+++ ARTYKUŁ +++
Doskonała, lekka jak piórko baba drożdżowa. Nasączona syropem cukrowym z cytryną i rumem. W połączeniu ze świeżymi owocami i bitą śmietaną to prawdziwa uczta. Myślę, że spokojnie znajdzie się dla niej miejsce na wielkanocnym stole. Przepis Kuchnia, numer 04/2014 /w przepisie podaję dobre proporcje na syrop cukrowy, bo ilość składników podana w przepisie wystarczyła by na 3 baby
Składniki:- ciasto:
230g mąki pszennej tortowej
110g miękkiego masła
15g drobnego cukru
15g świeżych drożdży
3 jaja
3 łyżki letniego mleka
1/2 łyżeczki soli - syrop:
350g wody
165g cukru
1/2 cytryny
3 łyżki rumu -
do podania:
świeże owoce /u mnie truskawki/
śmietana kremówka 30%
Przygotowanie:
Drożdże rozkruszamy w misce, dodajemy letnie mleko, łyżeczkę cukru, łyżkę mąki,
mieszamy, odstawiamy w ciepłe miejsce, aby rozczyn zaczął pracować.
Mąkę przesiewamy do dużej miski, dodajemy cukier, sól, wbijamy jaja, wyrośnięte drożdże, mieszamy dokładnie. Ciasto będzie miało konsystencję gęstego ciasta naleśnikowego.
Miskę przykrywamy czystą ściereczką i odstawiamy w ciepłe miejsce o podwojenia objętości ciasta.
Foremkę z kominkiem smarujemy dokładnie masłem, wstawiamy na 10 minut do lodówki, następnie znowu smarujemy masłem i umieszczamy foremkę w lodówce.
Wyrośnięte ciasto wyrabiamy z miękkim masłem, wylewamy je do foremki, przykrywamy wilgotną ściereczką i odstawiamy w ciepłe do wyrośnięcia.
+++ ZBIÓR DANYCH +++
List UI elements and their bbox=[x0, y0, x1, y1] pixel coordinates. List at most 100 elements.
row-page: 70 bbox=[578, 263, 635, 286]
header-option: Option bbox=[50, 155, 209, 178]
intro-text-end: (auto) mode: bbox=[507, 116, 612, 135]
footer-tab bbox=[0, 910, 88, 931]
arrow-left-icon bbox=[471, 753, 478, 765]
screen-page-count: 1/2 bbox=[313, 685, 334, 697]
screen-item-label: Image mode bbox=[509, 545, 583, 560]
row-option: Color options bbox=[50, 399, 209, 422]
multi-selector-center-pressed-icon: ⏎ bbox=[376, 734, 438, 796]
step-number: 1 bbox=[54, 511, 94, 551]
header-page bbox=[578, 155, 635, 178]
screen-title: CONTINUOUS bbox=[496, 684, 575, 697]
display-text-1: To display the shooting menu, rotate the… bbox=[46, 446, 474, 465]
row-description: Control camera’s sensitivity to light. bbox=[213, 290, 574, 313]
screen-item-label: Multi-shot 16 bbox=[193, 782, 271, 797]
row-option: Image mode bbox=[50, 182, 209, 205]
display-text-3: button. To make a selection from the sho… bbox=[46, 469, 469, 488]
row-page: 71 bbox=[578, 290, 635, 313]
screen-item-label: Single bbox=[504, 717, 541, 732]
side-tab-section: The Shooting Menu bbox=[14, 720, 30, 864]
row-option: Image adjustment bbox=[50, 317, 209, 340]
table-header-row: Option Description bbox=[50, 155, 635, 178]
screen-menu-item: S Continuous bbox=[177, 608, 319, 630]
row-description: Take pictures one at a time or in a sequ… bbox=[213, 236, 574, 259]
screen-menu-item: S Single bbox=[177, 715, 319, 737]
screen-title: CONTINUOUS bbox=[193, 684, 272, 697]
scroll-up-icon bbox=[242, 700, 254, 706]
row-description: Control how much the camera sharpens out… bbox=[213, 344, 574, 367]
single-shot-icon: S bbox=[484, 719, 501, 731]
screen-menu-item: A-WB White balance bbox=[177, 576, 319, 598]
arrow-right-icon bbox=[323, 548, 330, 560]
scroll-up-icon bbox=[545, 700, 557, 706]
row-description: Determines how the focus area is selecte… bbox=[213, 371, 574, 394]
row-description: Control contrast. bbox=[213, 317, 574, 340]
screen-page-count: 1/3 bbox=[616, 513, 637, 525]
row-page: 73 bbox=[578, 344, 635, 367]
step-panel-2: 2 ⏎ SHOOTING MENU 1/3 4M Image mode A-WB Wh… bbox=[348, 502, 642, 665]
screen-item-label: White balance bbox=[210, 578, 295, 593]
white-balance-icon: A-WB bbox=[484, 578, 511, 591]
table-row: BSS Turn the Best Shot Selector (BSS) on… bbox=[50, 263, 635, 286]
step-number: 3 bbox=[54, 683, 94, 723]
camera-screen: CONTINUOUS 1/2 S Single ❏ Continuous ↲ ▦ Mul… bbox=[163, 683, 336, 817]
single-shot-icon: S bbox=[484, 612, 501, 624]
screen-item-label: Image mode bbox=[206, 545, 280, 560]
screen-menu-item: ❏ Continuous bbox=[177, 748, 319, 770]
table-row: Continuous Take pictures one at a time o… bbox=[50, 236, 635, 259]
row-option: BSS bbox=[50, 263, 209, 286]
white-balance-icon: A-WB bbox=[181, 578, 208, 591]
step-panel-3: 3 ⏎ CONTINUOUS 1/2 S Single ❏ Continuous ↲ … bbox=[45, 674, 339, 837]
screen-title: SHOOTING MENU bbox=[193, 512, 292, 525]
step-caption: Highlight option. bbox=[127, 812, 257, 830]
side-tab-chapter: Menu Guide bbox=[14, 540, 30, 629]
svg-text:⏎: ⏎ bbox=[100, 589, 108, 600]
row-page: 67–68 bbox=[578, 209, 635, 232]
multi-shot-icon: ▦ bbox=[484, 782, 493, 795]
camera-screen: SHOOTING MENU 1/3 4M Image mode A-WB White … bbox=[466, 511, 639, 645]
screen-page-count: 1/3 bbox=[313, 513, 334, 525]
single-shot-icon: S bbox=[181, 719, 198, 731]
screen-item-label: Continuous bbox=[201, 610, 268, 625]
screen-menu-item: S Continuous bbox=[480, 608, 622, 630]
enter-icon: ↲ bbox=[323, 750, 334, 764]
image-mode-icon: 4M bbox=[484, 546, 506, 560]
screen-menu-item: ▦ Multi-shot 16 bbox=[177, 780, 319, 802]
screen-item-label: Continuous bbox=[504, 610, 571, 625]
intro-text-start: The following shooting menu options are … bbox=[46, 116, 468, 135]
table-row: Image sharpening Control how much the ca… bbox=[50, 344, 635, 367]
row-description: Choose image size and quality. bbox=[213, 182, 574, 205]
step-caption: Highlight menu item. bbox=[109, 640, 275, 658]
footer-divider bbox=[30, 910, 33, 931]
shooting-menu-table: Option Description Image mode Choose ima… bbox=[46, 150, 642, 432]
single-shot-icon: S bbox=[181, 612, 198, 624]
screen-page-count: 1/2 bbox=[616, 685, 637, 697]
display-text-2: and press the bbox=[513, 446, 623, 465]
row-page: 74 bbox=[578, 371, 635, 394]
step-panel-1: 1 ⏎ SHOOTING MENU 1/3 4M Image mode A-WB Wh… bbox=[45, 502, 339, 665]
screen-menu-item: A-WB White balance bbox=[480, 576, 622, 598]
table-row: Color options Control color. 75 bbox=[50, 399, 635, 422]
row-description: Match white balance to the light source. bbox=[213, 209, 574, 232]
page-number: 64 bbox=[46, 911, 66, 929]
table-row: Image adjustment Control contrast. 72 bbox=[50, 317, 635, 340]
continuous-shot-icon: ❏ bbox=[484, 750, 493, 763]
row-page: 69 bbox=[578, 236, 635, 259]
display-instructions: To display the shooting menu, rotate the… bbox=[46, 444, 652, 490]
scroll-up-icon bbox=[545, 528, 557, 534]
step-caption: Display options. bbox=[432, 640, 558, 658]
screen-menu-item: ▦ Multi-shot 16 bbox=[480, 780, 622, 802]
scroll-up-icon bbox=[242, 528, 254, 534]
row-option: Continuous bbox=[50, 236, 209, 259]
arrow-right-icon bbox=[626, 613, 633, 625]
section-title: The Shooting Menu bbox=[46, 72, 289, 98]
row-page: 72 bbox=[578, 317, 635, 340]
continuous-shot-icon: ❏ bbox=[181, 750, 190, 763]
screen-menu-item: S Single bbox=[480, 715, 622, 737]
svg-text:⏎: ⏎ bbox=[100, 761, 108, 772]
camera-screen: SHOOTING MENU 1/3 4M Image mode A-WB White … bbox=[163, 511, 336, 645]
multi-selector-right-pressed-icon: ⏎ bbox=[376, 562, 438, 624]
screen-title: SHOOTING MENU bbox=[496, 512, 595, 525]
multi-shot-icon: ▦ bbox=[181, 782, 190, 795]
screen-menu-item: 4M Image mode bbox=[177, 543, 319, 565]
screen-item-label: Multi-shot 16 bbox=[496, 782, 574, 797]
+++
- _TWOJE ZADANIA_
1. Na ile minut według przepisu na babę drożdżową wstawia się posmarowaną masłem foremkę do lodówki?
2. Przytocz fragment przepisu na babę drożdżową, który zaczyna się od słów zawierających „Mąkę przesiewamy do” i kończy na „foremkę w lodówce.”, zastępując w nim „ściereczką” słowem „serwetką”.
Pozycje nie są potrzebne do wykonania zadań.

- _WYNIKI ZADAŃ_
1. Na 10 minut.

2.
Mąkę przesiewamy do dużej miski, dodajemy cukier, sól, wbijamy jaja, wyrośnięte drożdże, mieszamy dokładnie. Ciasto będzie miało konsystencję gęstego ciasta naleśnikowego.
Miskę przykrywamy czystą serwetką i odstawiamy w ciepłe miejsce o podwojenia objętości ciasta.
Foremkę z kominkiem smarujemy dokładnie masłem, wstawiamy na 10 minut do lodówki, następnie znowu smarujemy masłem i umieszczamy foremkę w lodówce.